#### Material supplied:
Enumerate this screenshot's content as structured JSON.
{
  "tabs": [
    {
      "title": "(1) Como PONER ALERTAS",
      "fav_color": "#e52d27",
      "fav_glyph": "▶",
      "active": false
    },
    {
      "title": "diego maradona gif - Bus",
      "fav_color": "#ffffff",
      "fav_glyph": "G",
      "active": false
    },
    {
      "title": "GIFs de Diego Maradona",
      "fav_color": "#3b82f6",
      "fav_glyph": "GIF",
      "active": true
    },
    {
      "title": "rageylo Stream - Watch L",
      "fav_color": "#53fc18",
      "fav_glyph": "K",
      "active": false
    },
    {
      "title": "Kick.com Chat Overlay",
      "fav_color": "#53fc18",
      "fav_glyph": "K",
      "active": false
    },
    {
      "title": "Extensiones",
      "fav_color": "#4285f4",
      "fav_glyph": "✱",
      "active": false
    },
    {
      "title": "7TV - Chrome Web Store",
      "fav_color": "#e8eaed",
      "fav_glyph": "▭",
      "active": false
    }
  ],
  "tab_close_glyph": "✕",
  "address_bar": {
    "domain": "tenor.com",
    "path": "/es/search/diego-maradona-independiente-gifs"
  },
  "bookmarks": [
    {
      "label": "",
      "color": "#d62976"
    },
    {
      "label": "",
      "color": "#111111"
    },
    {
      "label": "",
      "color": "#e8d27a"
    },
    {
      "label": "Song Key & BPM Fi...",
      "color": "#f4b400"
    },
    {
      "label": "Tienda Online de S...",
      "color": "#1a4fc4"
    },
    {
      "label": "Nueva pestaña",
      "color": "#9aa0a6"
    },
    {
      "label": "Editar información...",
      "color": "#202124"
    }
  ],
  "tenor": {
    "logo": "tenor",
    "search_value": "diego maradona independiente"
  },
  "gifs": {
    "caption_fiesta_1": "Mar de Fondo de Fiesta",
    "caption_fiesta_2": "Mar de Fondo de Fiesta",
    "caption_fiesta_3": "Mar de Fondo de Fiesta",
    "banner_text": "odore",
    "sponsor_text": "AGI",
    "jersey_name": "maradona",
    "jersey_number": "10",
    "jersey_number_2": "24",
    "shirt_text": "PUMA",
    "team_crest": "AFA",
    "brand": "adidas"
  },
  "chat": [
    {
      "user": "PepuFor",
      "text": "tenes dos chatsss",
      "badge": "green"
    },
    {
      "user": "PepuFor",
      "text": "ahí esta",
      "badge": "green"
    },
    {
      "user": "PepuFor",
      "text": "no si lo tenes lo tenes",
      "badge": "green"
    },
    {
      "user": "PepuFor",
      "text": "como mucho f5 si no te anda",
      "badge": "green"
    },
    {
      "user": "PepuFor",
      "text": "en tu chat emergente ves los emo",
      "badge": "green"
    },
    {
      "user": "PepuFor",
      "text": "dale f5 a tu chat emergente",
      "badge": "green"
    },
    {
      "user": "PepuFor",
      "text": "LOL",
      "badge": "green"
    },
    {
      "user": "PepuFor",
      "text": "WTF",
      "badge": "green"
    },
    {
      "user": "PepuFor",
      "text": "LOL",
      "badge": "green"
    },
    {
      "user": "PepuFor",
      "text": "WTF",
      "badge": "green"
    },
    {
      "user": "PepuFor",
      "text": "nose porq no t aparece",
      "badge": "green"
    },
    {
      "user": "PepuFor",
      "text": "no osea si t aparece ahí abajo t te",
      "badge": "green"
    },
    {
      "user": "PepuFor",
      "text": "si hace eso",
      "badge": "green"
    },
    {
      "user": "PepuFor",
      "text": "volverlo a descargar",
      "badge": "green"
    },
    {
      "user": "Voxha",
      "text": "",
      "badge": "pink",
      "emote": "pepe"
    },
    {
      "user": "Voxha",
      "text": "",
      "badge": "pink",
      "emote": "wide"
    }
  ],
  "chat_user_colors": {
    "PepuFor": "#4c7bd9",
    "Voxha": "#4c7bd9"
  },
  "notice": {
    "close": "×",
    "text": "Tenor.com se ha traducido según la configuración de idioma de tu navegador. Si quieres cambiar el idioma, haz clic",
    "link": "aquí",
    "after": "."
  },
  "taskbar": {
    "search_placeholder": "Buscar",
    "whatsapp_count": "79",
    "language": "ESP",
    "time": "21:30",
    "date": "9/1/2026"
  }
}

#### Required work:
List all lines where "tenes" occurs.

#### Written response:
      "text": "tenes dos chatsss",
      "text": "no si lo tenes lo tenes",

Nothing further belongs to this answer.